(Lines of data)
● ● ● ● ●
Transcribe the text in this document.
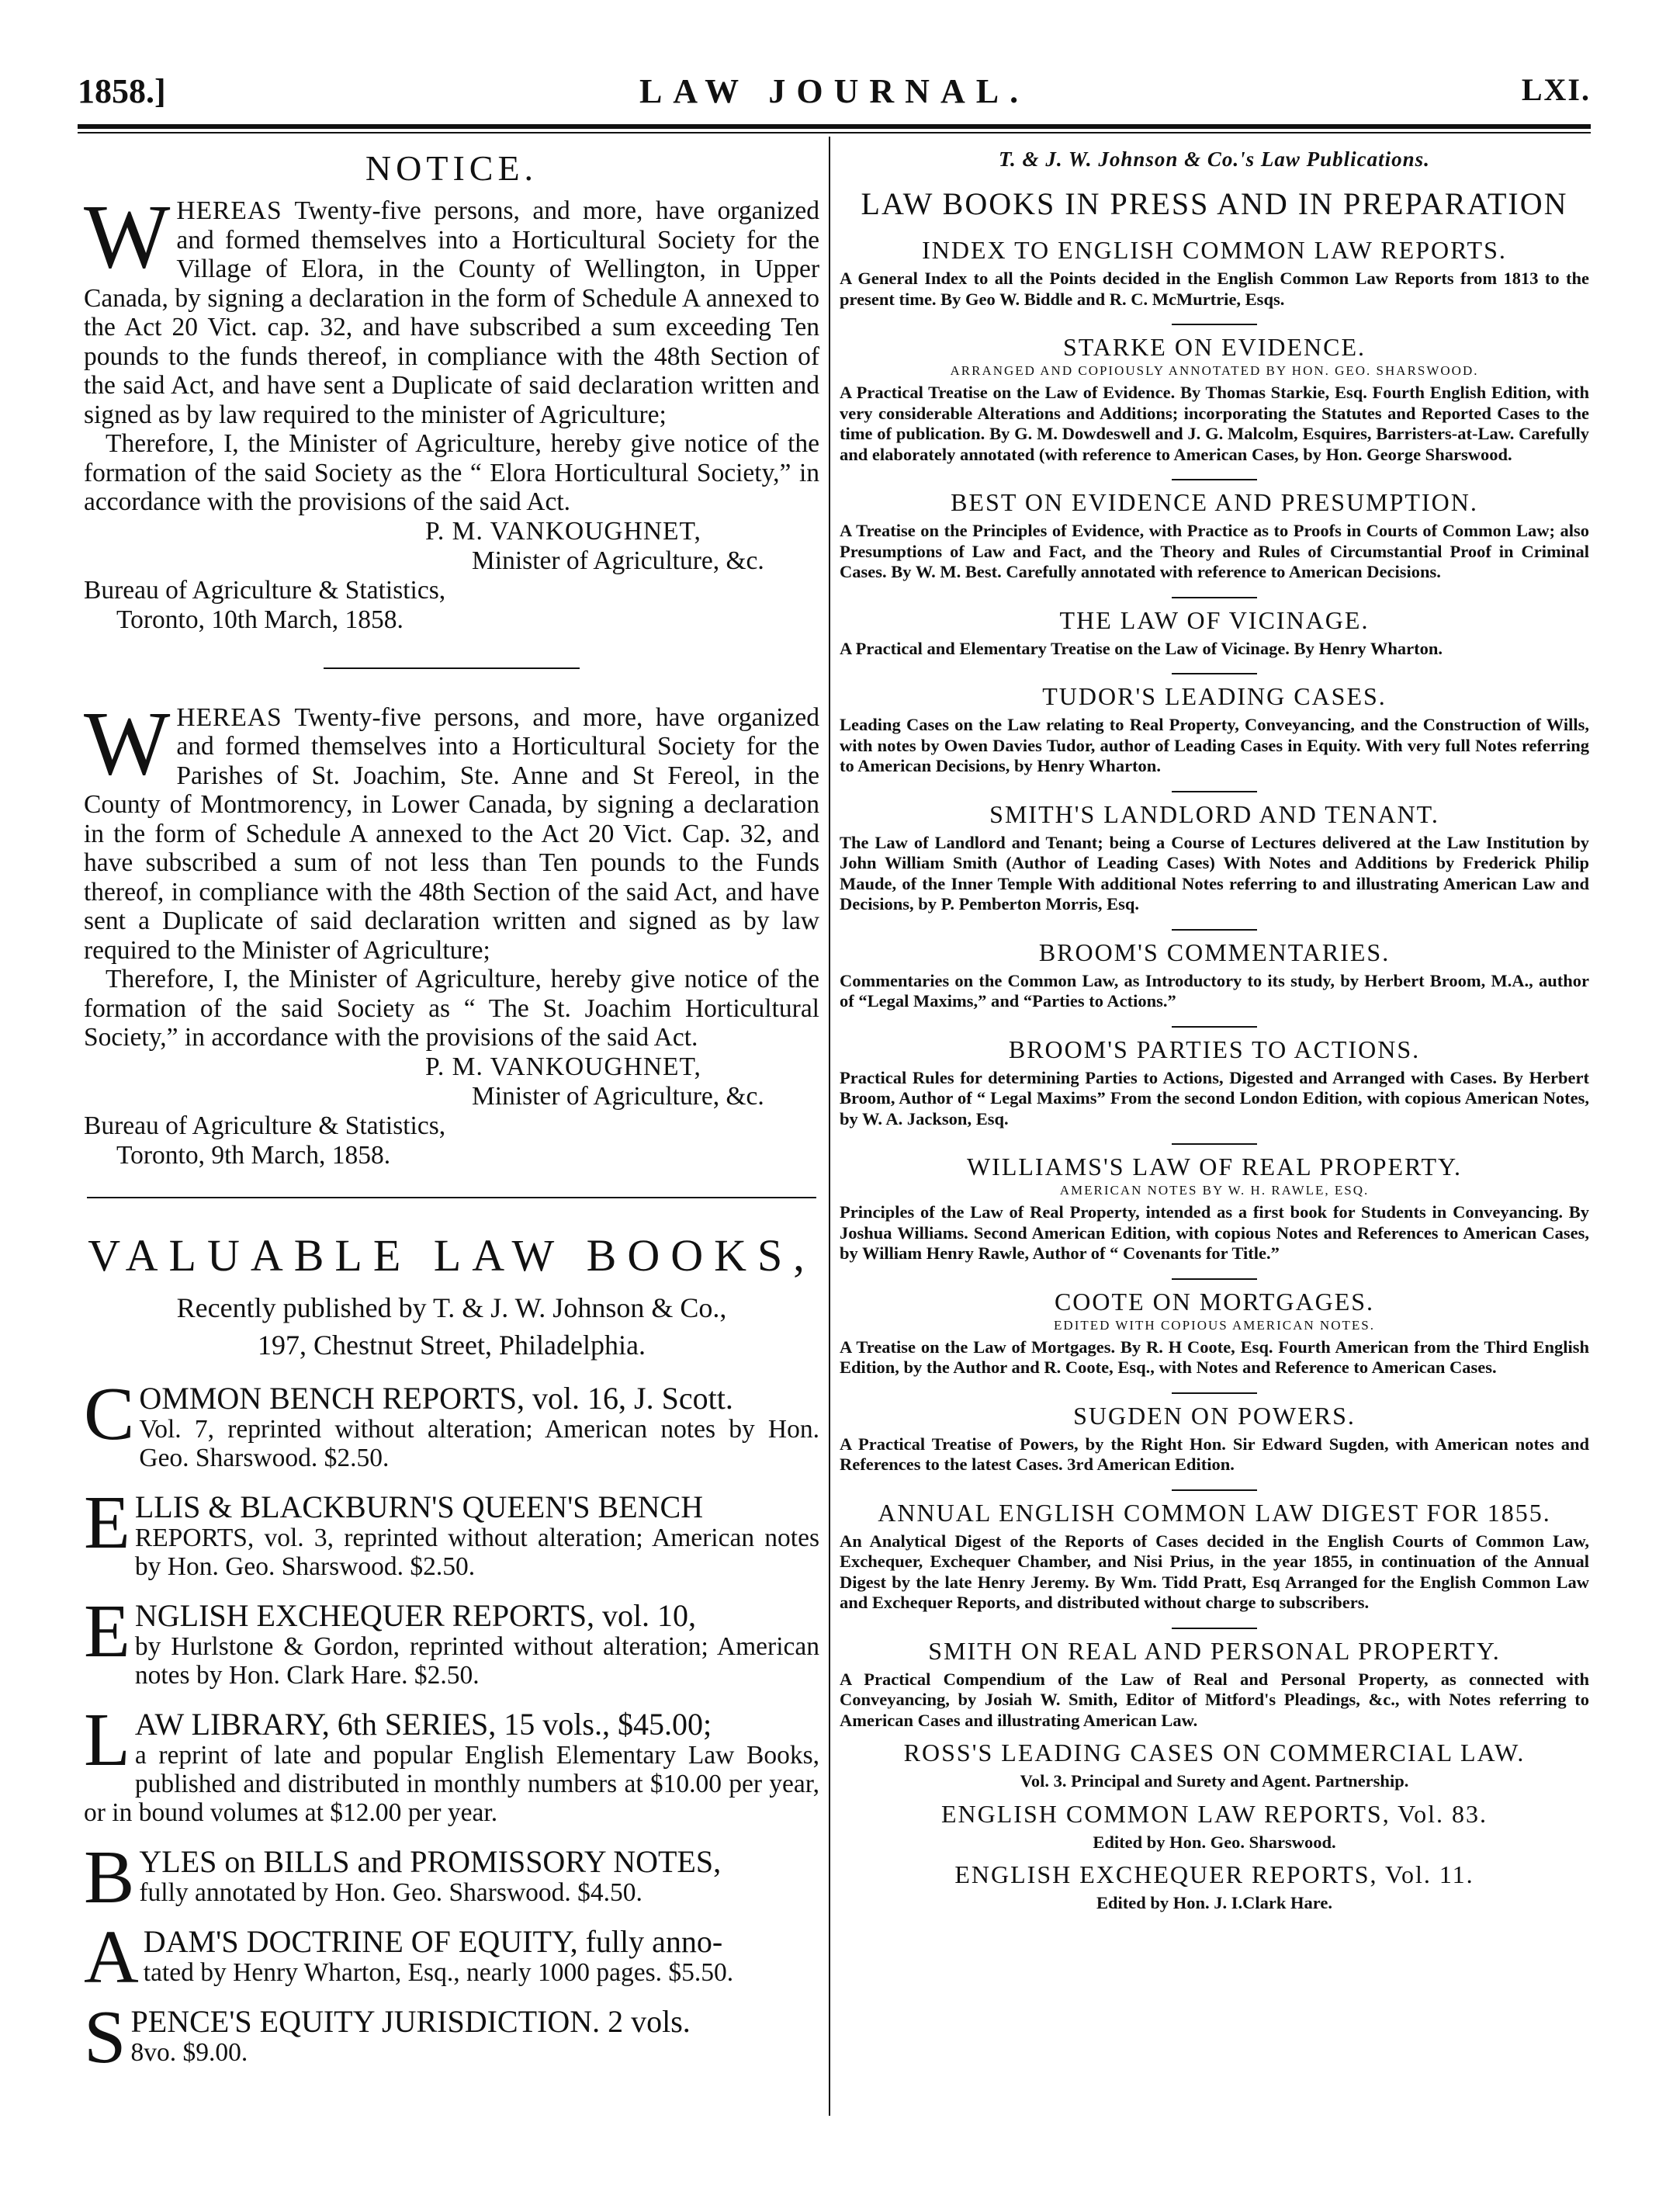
LAW JOURNAL.
1858.]	LXI.
NOTICE.

WHEREAS Twenty-five persons, and more, have organized and formed themselves into a Horticultural Society for the Village of Elora, in the County of Wellington, in Upper Canada, by signing a declaration in the form of Schedule A annexed to the Act 20 Vict. cap. 32, and have subscribed a sum exceeding Ten pounds to the funds thereof, in compliance with the 48th Section of the said Act, and have sent a Duplicate of said declaration written and signed as by law required to the minister of Agriculture;

Therefore, I, the Minister of Agriculture, hereby give notice of the formation of the said Society as the “ Elora Horticultural Society,” in accordance with the provisions of the said Act.

P. M. VANKOUGHNET,
Minister of Agriculture, &c.

Bureau of Agriculture & Statistics,

Toronto, 10th March, 1858.

WHEREAS Twenty-five persons, and more, have organized and formed themselves into a Horticultural Society for the Parishes of St. Joachim, Ste. Anne and St Fereol, in the County of Montmorency, in Lower Canada, by signing a declaration in the form of Schedule A annexed to the Act 20 Vict. Cap. 32, and have subscribed a sum of not less than Ten pounds to the Funds thereof, in compliance with the 48th Section of the said Act, and have sent a Duplicate of said declaration written and signed as by law required to the Minister of Agriculture;

Therefore, I, the Minister of Agriculture, hereby give notice of the formation of the said Society as “ The St. Joachim Horticultural Society,” in accordance with the provisions of the said Act.

P. M. VANKOUGHNET,
Minister of Agriculture, &c.

Bureau of Agriculture & Statistics,

Toronto, 9th March, 1858.

VALUABLE LAW BOOKS,

Recently published by T. & J. W. Johnson & Co.,

197, Chestnut Street, Philadelphia.

C OMMON BENCH REPORTS, vol. 16, J. Scott.
Vol. 7, reprinted without alteration; American notes by Hon. Geo. Sharswood. $2.50.
E LLIS & BLACKBURN'S QUEEN'S BENCH
REPORTS, vol. 3, reprinted without alteration; American notes by Hon. Geo. Sharswood. $2.50.
E NGLISH EXCHEQUER REPORTS, vol. 10,
by Hurlstone & Gordon, reprinted without alteration; American notes by Hon. Clark Hare. $2.50.
L AW LIBRARY, 6th SERIES, 15 vols., $45.00;
a reprint of late and popular English Elementary Law Books, published and distributed in monthly numbers at $10.00 per year, or in bound volumes at $12.00 per year.
B YLES on BILLS and PROMISSORY NOTES,
fully annotated by Hon. Geo. Sharswood. $4.50.
A DAM'S DOCTRINE OF EQUITY, fully anno-
tated by Henry Wharton, Esq., nearly 1000 pages. $5.50.
S PENCE'S EQUITY JURISDICTION. 2 vols.
8vo. $9.00.
T. & J. W. Johnson & Co.'s Law Publications.
LAW BOOKS IN PRESS AND IN PREPARATION
INDEX TO ENGLISH COMMON LAW REPORTS.

A General Index to all the Points decided in the English Common Law Reports from 1813 to the present time. By Geo W. Biddle and R. C. McMurtrie, Esqs.

STARKE ON EVIDENCE.
ARRANGED AND COPIOUSLY ANNOTATED BY HON. GEO. SHARSWOOD.

A Practical Treatise on the Law of Evidence. By Thomas Starkie, Esq. Fourth English Edition, with very considerable Alterations and Additions; incorporating the Statutes and Reported Cases to the time of publication. By G. M. Dowdeswell and J. G. Malcolm, Esquires, Barristers-at-Law. Carefully and elaborately annotated (with reference to American Cases, by Hon. George Sharswood.

BEST ON EVIDENCE AND PRESUMPTION.

A Treatise on the Principles of Evidence, with Practice as to Proofs in Courts of Common Law; also Presumptions of Law and Fact, and the Theory and Rules of Circumstantial Proof in Criminal Cases. By W. M. Best. Carefully annotated with reference to American Decisions.

THE LAW OF VICINAGE.

A Practical and Elementary Treatise on the Law of Vicinage. By Henry Wharton.

TUDOR'S LEADING CASES.

Leading Cases on the Law relating to Real Property, Conveyancing, and the Construction of Wills, with notes by Owen Davies Tudor, author of Leading Cases in Equity. With very full Notes referring to American Decisions, by Henry Wharton.

SMITH'S LANDLORD AND TENANT.

The Law of Landlord and Tenant; being a Course of Lectures delivered at the Law Institution by John William Smith (Author of Leading Cases) With Notes and Additions by Frederick Philip Maude, of the Inner Temple With additional Notes referring to and illustrating American Law and Decisions, by P. Pemberton Morris, Esq.

BROOM'S COMMENTARIES.

Commentaries on the Common Law, as Introductory to its study, by Herbert Broom, M.A., author of “Legal Maxims,” and “Parties to Actions.”

BROOM'S PARTIES TO ACTIONS.

Practical Rules for determining Parties to Actions, Digested and Arranged with Cases. By Herbert Broom, Author of “ Legal Maxims” From the second London Edition, with copious American Notes, by W. A. Jackson, Esq.

WILLIAMS'S LAW OF REAL PROPERTY.
AMERICAN NOTES BY W. H. RAWLE, ESQ.

Principles of the Law of Real Property, intended as a first book for Students in Conveyancing. By Joshua Williams. Second American Edition, with copious Notes and References to American Cases, by William Henry Rawle, Author of “ Covenants for Title.”

COOTE ON MORTGAGES.
EDITED WITH COPIOUS AMERICAN NOTES.

A Treatise on the Law of Mortgages. By R. H Coote, Esq. Fourth American from the Third English Edition, by the Author and R. Coote, Esq., with Notes and Reference to American Cases.

SUGDEN ON POWERS.

A Practical Treatise of Powers, by the Right Hon. Sir Edward Sugden, with American notes and References to the latest Cases. 3rd American Edition.

ANNUAL ENGLISH COMMON LAW DIGEST FOR 1855.

An Analytical Digest of the Reports of Cases decided in the English Courts of Common Law, Exchequer, Exchequer Chamber, and Nisi Prius, in the year 1855, in continuation of the Annual Digest by the late Henry Jeremy. By Wm. Tidd Pratt, Esq Arranged for the English Common Law and Exchequer Reports, and distributed without charge to subscribers.

SMITH ON REAL AND PERSONAL PROPERTY.

A Practical Compendium of the Law of Real and Personal Property, as connected with Conveyancing, by Josiah W. Smith, Editor of Mitford's Pleadings, &c., with Notes referring to American Cases and illustrating American Law.

ROSS'S LEADING CASES ON COMMERCIAL LAW.

Vol. 3. Principal and Surety and Agent. Partnership.

ENGLISH COMMON LAW REPORTS, Vol. 83.

Edited by Hon. Geo. Sharswood.

ENGLISH EXCHEQUER REPORTS, Vol. 11.

Edited by Hon. J. I.Clark Hare.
● ● ● ● ●
Problem to work on:
Above are the records. Copy every line in them holding "Additions".

Response:
A Practical Treatise on the Law of Evidence. By Thomas Starkie, Esq. Fourth English Edition, with very considerable Alterations and Additions; incorporating the Statutes and Reported Cases to the time of publication. By G. M. Dowdeswell and J. G. Malcolm, Esquires, Barristers-at-Law. Carefully and elaborately annotated (with reference to American Cases, by Hon. George Sharswood.
The Law of Landlord and Tenant; being a Course of Lectures delivered at the Law Institution by John William Smith (Author of Leading Cases) With Notes and Additions by Frederick Philip Maude, of the Inner Temple With additional Notes referring to and illustrating American Law and Decisions, by P. Pemberton Morris, Esq.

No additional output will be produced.